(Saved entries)
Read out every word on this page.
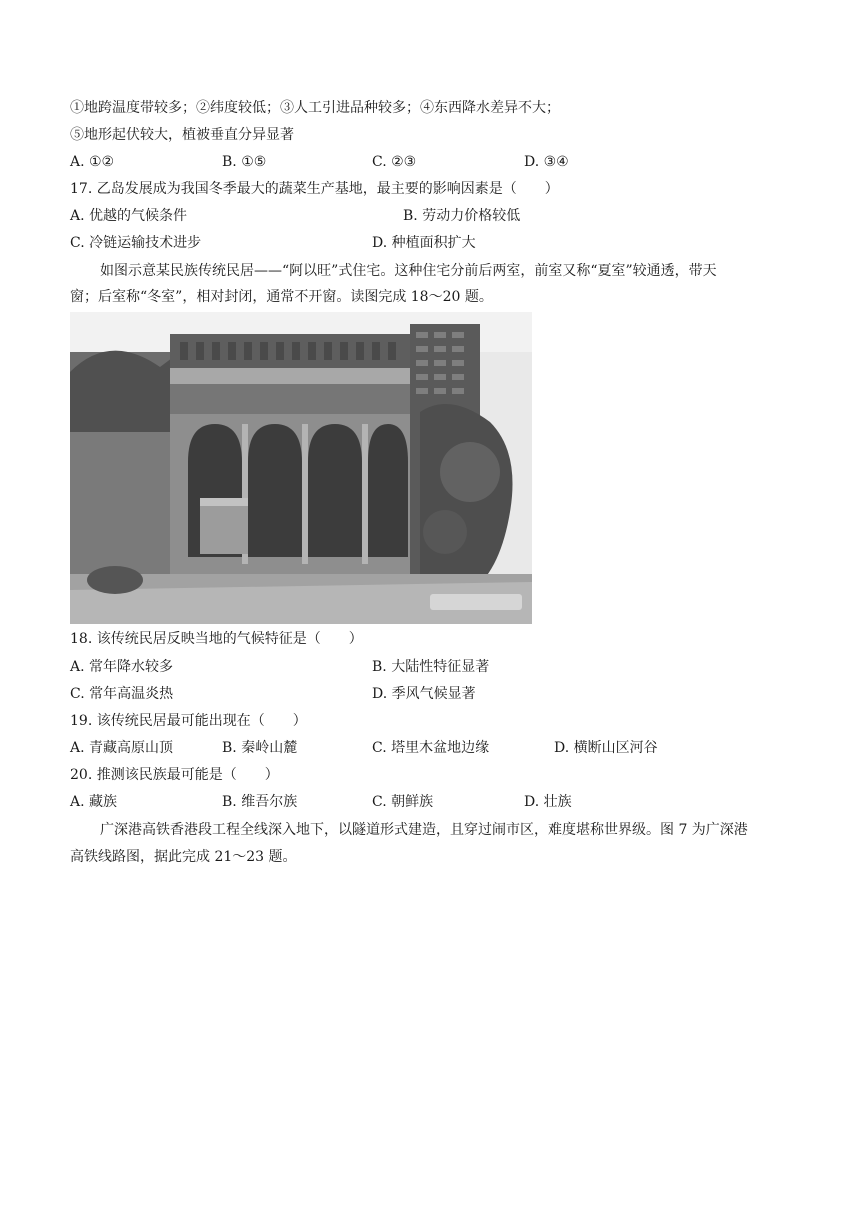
①地跨温度带较多；②纬度较低；③人工引进品种较多；④东西降水差异不大；
⑤地形起伏较大，植被垂直分异显著
A. ①②	B. ①⑤	C. ②③	D. ③④
17. 乙岛发展成为我国冬季最大的蔬菜生产基地，最主要的影响因素是（　　）
A. 优越的气候条件	B. 劳动力价格较低
C. 冷链运输技术进步	D. 种植面积扩大
如图示意某民族传统民居——“阿以旺”式住宅。这种住宅分前后两室，前室又称“夏室”较通透，带天
窗；后室称“冬室”，相对封闭，通常不开窗。读图完成 18～20 题。
18. 该传统民居反映当地的气候特征是（　　）
A. 常年降水较多	B. 大陆性特征显著
C. 常年高温炎热	D. 季风气候显著
19. 该传统民居最可能出现在（　　）
A. 青藏高原山顶	B. 秦岭山麓	C. 塔里木盆地边缘	D. 横断山区河谷
20. 推测该民族最可能是（　　）
A. 藏族	B. 维吾尔族	C. 朝鲜族	D. 壮族
广深港高铁香港段工程全线深入地下，以隧道形式建造，且穿过闹市区，难度堪称世界级。图 7 为广深港
高铁线路图，据此完成 21～23 题。
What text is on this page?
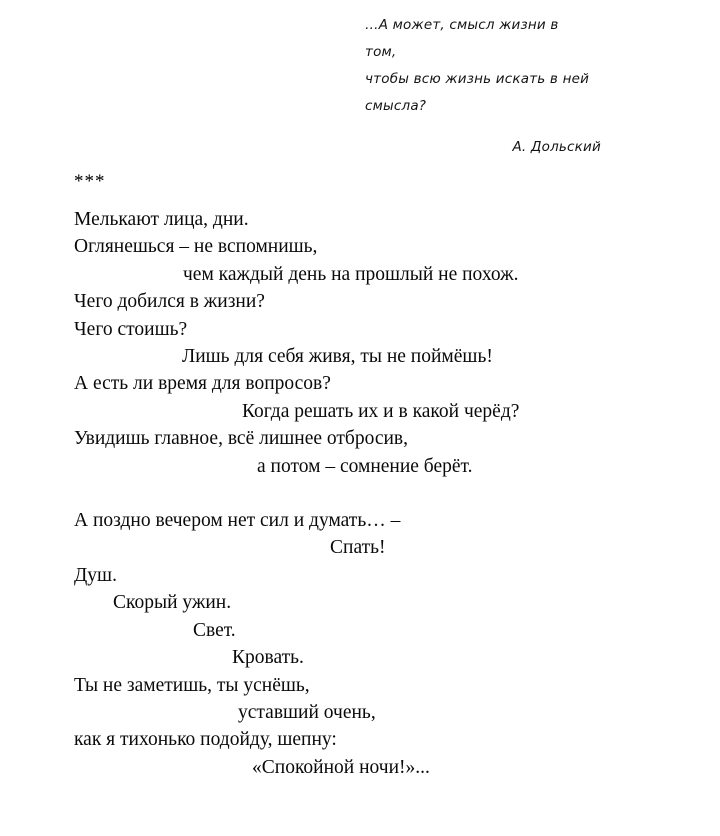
…А может, смысл жизни в
том,
чтобы всю жизнь искать в ней
смысла?
А. Дольский
***
Мелькают лица, дни.
Оглянешься – не вспомнишь,
чем каждый день на прошлый не похож.
Чего добился в жизни?
Чего стоишь?
Лишь для себя живя, ты не поймёшь!
А есть ли время для вопросов?
Когда решать их и в какой черёд?
Увидишь главное, всё лишнее отбросив,
а потом – сомнение берёт.
А поздно вечером нет сил и думать… –
Спать!
Душ.
Скорый ужин.
Свет.
Кровать.
Ты не заметишь, ты уснёшь,
уставший очень,
как я тихонько подойду, шепну:
«Спокойной ночи!»...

# DIRECTIONS FOR THIS TASK:
Output the records above exactly as they are, leaving out the pictures.

# SOLUTION TO THIS EXERCISE:
Read out every word on this page.
①地跨温度带较多；②纬度较低；③人工引进品种较多；④东西降水差异不大；
⑤地形起伏较大，植被垂直分异显著
A. ①②	B. ①⑤	C. ②③	D. ③④
17. 乙岛发展成为我国冬季最大的蔬菜生产基地，最主要的影响因素是（　　）
A. 优越的气候条件	B. 劳动力价格较低
C. 冷链运输技术进步	D. 种植面积扩大
如图示意某民族传统民居——“阿以旺”式住宅。这种住宅分前后两室，前室又称“夏室”较通透，带天
窗；后室称“冬室”，相对封闭，通常不开窗。读图完成 18～20 题。
18. 该传统民居反映当地的气候特征是（　　）
A. 常年降水较多	B. 大陆性特征显著
C. 常年高温炎热	D. 季风气候显著
19. 该传统民居最可能出现在（　　）
A. 青藏高原山顶	B. 秦岭山麓	C. 塔里木盆地边缘	D. 横断山区河谷
20. 推测该民族最可能是（　　）
A. 藏族	B. 维吾尔族	C. 朝鲜族	D. 壮族
广深港高铁香港段工程全线深入地下，以隧道形式建造，且穿过闹市区，难度堪称世界级。图 7 为广深港
高铁线路图，据此完成 21～23 题。
What text is on this page?
…А может, смысл жизни в
том,
чтобы всю жизнь искать в ней
смысла?
А. Дольский
***
Мелькают лица, дни.
Оглянешься – не вспомнишь,
чем каждый день на прошлый не похож.
Чего добился в жизни?
Чего стоишь?
Лишь для себя живя, ты не поймёшь!
А есть ли время для вопросов?
Когда решать их и в какой черёд?
Увидишь главное, всё лишнее отбросив,
а потом – сомнение берёт.
А поздно вечером нет сил и думать… –
Спать!
Душ.
Скорый ужин.
Свет.
Кровать.
Ты не заметишь, ты уснёшь,
уставший очень,
как я тихонько подойду, шепну:
«Спокойной ночи!»...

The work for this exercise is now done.